--- What is being asked ---
For the records below, say how many lines contain the string "failed". Give the number only.

--- Input ---

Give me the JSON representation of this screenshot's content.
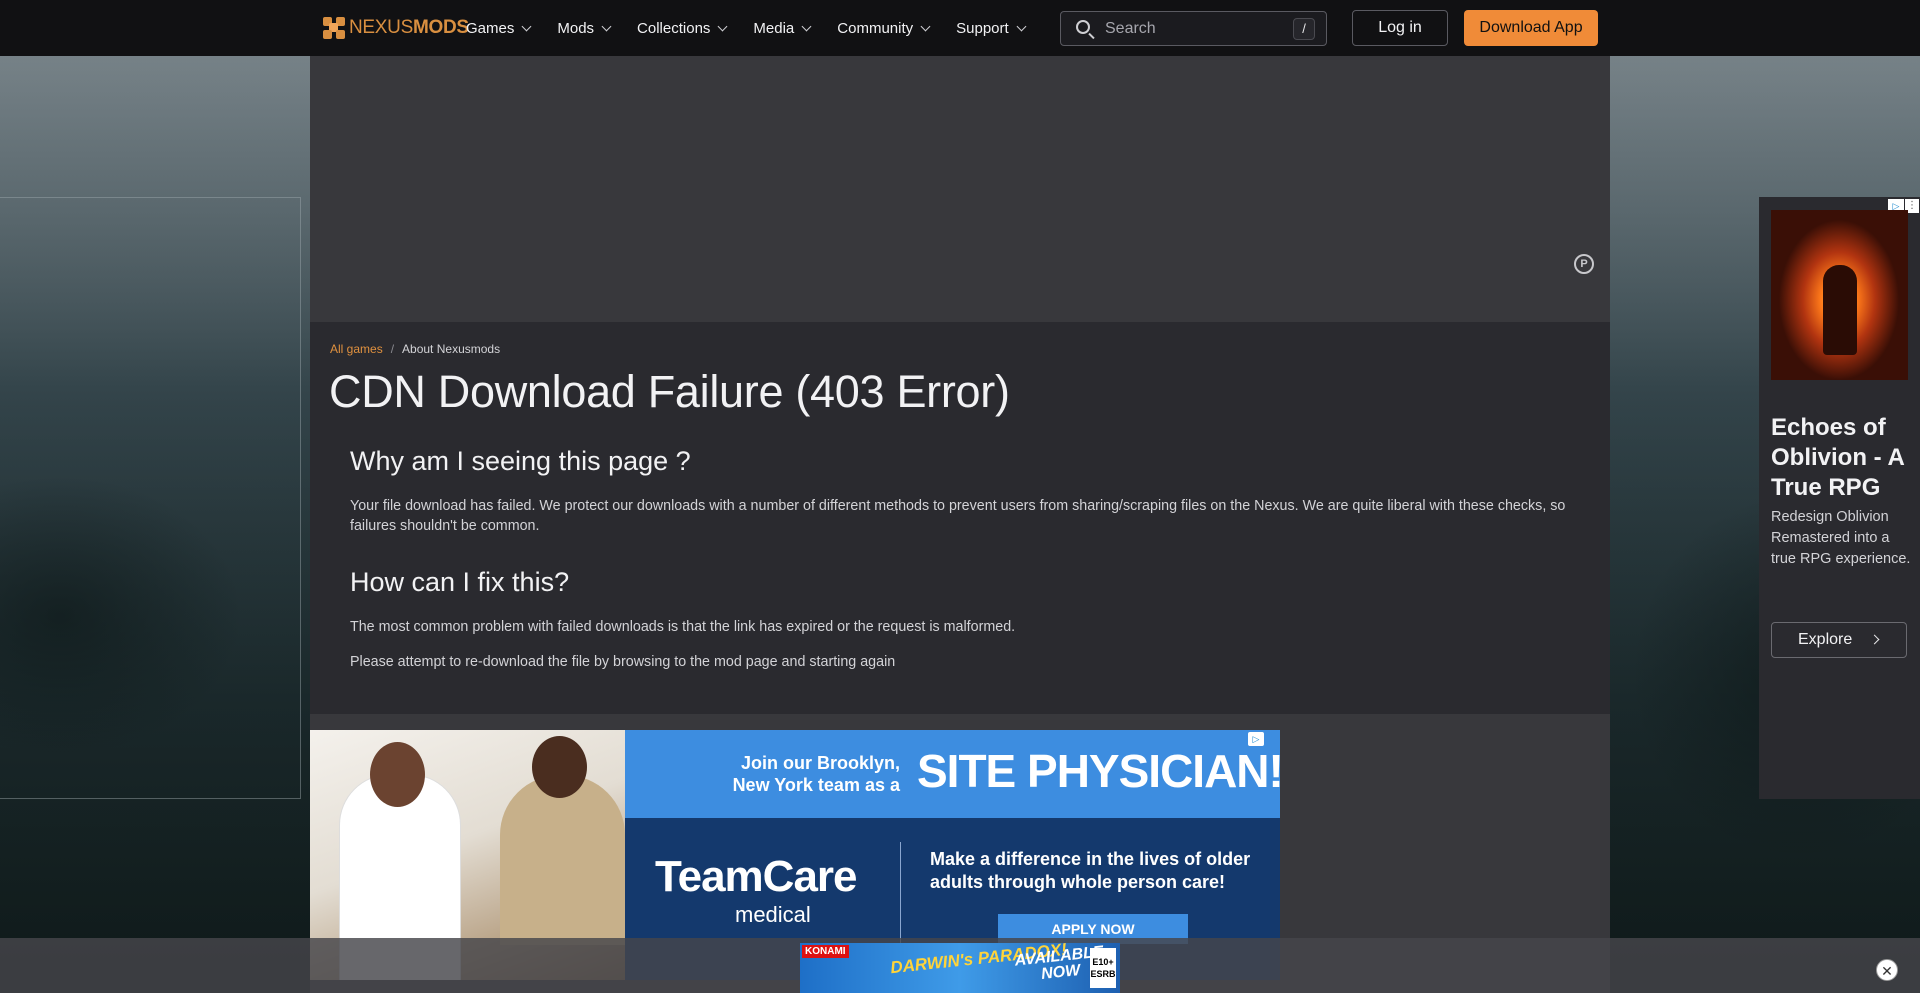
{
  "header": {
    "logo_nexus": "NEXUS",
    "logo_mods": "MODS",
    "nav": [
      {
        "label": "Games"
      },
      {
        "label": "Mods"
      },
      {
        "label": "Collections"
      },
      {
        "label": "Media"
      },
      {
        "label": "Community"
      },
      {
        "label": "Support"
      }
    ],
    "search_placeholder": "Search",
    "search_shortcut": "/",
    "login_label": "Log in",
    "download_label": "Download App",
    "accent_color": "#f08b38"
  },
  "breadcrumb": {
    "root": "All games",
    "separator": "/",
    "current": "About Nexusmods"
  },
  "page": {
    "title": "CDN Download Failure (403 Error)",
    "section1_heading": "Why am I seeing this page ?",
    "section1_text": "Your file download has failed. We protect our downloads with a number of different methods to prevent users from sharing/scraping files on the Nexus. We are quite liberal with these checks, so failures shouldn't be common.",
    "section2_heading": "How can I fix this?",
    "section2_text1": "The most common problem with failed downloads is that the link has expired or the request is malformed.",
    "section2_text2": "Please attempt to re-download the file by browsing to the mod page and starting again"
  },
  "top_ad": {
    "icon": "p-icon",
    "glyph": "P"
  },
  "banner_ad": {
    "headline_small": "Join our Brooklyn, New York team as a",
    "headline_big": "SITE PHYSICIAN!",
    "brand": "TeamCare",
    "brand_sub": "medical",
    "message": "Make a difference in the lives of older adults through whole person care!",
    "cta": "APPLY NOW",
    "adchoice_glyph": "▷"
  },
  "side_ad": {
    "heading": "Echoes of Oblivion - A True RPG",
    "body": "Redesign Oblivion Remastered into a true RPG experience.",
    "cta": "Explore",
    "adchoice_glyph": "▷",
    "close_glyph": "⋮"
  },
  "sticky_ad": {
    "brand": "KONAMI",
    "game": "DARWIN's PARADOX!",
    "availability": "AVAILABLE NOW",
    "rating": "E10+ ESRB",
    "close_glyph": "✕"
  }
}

...

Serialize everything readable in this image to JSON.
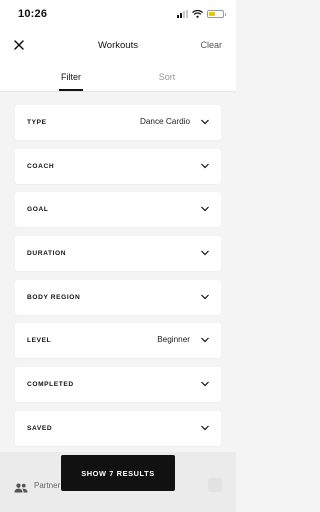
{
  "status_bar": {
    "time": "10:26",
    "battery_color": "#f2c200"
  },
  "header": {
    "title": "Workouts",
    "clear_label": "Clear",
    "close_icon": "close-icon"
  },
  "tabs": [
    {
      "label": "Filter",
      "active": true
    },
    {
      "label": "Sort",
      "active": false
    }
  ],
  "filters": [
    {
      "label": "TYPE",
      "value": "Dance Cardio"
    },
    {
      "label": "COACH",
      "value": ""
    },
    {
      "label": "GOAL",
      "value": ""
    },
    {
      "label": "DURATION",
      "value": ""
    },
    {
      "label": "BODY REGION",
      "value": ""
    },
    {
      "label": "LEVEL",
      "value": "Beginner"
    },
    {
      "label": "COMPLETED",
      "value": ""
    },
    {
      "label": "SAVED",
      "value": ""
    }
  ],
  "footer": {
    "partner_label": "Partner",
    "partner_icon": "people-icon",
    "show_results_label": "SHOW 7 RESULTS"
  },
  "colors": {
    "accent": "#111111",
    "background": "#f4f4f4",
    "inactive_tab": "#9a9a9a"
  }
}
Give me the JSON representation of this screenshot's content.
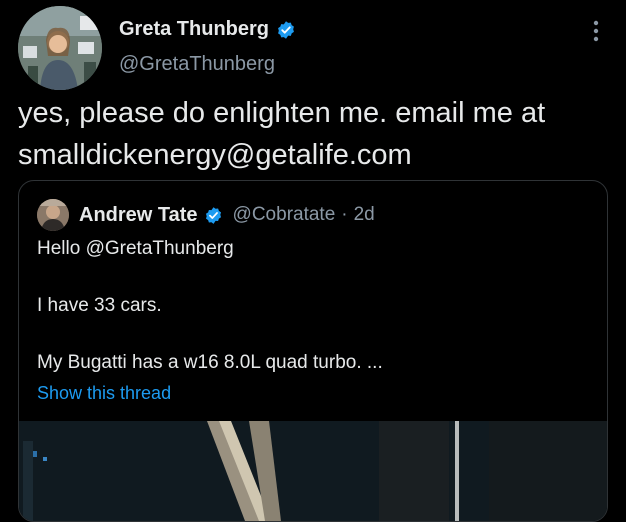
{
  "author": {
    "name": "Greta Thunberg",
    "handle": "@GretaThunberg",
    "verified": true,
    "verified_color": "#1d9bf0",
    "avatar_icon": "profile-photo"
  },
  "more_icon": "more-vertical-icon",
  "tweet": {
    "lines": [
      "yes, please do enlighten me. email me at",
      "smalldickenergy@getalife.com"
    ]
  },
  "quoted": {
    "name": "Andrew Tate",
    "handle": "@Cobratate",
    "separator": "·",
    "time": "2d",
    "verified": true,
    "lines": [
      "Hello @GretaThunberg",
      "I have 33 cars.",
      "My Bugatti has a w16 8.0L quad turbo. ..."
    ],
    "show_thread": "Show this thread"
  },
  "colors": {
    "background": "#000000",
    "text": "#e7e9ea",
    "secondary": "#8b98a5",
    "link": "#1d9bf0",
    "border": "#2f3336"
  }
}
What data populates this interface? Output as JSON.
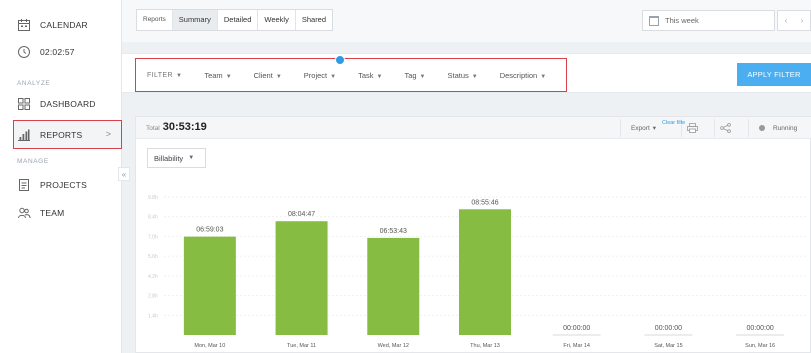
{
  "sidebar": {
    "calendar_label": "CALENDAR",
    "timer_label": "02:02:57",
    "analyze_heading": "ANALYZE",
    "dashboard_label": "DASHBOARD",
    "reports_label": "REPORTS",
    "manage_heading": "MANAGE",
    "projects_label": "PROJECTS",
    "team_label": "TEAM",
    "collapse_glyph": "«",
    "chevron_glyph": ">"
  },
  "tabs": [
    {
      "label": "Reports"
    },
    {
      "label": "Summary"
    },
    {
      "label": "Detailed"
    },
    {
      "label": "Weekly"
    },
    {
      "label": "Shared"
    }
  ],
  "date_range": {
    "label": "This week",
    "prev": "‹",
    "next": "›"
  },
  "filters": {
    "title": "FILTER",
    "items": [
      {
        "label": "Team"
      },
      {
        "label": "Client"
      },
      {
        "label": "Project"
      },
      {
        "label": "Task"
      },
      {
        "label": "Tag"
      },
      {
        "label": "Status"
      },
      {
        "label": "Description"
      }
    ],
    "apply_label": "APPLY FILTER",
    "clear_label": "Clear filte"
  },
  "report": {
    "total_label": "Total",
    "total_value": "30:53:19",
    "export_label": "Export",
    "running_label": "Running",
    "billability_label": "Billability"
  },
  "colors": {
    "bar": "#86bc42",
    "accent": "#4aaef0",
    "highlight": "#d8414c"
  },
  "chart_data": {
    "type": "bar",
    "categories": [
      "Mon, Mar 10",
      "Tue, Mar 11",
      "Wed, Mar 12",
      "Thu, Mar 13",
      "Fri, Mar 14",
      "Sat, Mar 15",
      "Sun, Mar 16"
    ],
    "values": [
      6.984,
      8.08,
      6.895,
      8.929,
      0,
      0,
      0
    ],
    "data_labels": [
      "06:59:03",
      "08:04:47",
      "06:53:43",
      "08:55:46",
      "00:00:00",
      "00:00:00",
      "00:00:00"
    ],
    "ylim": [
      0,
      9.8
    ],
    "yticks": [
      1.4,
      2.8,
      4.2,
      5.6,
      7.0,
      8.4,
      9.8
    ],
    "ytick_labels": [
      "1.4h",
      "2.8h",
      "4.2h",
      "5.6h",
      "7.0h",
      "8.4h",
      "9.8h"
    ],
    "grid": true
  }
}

---

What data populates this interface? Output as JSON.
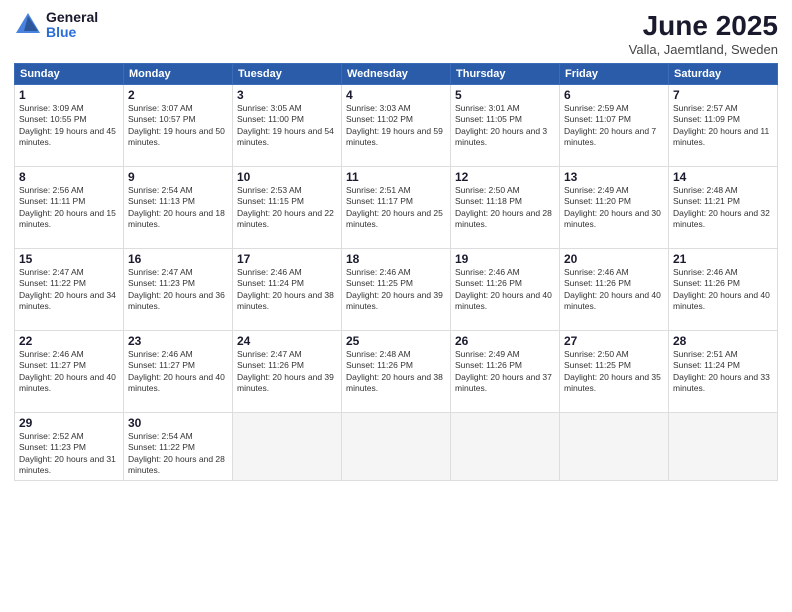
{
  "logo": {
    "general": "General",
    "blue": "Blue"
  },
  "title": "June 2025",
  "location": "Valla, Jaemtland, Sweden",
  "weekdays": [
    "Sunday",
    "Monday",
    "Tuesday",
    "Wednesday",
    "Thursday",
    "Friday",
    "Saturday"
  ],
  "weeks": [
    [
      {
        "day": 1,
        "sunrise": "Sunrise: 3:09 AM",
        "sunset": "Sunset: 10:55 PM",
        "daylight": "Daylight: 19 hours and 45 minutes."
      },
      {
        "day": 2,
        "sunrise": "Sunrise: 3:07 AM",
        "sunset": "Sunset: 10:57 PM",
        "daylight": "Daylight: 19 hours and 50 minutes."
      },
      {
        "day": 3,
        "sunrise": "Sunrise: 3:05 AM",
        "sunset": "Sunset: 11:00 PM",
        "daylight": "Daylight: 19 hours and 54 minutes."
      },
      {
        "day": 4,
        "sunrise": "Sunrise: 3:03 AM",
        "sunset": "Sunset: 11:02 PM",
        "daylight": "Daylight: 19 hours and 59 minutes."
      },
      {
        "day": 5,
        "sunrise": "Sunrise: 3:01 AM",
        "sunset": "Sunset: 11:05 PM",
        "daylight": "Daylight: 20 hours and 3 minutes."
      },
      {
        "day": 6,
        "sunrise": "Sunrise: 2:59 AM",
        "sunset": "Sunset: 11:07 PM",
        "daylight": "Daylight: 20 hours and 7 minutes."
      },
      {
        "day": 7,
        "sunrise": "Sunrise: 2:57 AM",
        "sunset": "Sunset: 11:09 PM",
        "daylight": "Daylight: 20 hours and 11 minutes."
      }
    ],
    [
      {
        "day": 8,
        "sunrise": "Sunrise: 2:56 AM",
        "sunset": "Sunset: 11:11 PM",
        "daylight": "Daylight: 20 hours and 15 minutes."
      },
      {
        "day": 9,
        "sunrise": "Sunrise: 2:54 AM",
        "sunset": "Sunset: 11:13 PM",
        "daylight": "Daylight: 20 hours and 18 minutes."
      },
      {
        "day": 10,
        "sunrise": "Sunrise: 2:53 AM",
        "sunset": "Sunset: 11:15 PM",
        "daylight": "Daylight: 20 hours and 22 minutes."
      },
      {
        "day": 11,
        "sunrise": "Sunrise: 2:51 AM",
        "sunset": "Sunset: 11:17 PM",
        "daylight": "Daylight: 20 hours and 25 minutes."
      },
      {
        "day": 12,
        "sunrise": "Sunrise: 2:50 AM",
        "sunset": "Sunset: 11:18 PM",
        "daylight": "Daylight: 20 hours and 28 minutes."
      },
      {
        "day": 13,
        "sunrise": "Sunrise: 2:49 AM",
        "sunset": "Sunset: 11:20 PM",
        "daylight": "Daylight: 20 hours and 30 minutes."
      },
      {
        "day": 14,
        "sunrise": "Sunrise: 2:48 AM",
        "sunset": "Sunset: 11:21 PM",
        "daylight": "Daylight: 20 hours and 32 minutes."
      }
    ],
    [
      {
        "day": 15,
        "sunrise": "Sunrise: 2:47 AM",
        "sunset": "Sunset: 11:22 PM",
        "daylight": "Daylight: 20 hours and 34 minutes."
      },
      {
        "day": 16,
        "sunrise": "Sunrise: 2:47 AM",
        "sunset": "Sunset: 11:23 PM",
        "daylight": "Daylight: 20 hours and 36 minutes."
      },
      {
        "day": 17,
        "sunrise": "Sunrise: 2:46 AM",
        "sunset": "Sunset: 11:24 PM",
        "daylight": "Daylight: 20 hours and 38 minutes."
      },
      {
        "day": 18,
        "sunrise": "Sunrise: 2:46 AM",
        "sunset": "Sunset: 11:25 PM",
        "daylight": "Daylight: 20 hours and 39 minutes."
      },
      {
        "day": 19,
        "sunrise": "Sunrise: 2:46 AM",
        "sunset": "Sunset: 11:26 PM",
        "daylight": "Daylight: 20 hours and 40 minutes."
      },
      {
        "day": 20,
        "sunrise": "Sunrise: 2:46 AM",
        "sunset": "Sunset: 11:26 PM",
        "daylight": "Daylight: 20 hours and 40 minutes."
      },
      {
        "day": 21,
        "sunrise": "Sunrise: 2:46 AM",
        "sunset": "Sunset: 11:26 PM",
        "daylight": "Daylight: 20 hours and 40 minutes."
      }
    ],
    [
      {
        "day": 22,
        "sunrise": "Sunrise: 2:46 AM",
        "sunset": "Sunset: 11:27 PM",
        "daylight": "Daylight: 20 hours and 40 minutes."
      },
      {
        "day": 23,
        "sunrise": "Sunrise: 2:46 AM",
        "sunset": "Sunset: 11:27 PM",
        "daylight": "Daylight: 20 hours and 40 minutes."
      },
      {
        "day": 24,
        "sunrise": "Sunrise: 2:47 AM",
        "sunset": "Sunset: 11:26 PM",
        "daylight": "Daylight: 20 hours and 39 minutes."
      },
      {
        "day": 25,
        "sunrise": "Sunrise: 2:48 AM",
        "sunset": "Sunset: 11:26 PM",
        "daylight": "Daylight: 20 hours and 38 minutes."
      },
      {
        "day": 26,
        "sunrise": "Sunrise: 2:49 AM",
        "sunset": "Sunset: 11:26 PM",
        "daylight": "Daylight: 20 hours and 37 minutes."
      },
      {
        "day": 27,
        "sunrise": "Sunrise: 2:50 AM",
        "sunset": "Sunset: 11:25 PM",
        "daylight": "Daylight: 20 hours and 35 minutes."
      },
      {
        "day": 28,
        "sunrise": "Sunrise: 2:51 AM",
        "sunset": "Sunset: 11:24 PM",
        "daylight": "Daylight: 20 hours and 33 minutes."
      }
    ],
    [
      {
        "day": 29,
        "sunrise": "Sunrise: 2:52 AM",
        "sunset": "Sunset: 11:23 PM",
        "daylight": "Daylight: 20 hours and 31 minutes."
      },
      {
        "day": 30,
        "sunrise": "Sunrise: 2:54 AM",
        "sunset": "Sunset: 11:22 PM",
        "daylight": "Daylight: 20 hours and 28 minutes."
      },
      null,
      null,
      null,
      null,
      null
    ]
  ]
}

--- Answer for the task ---
2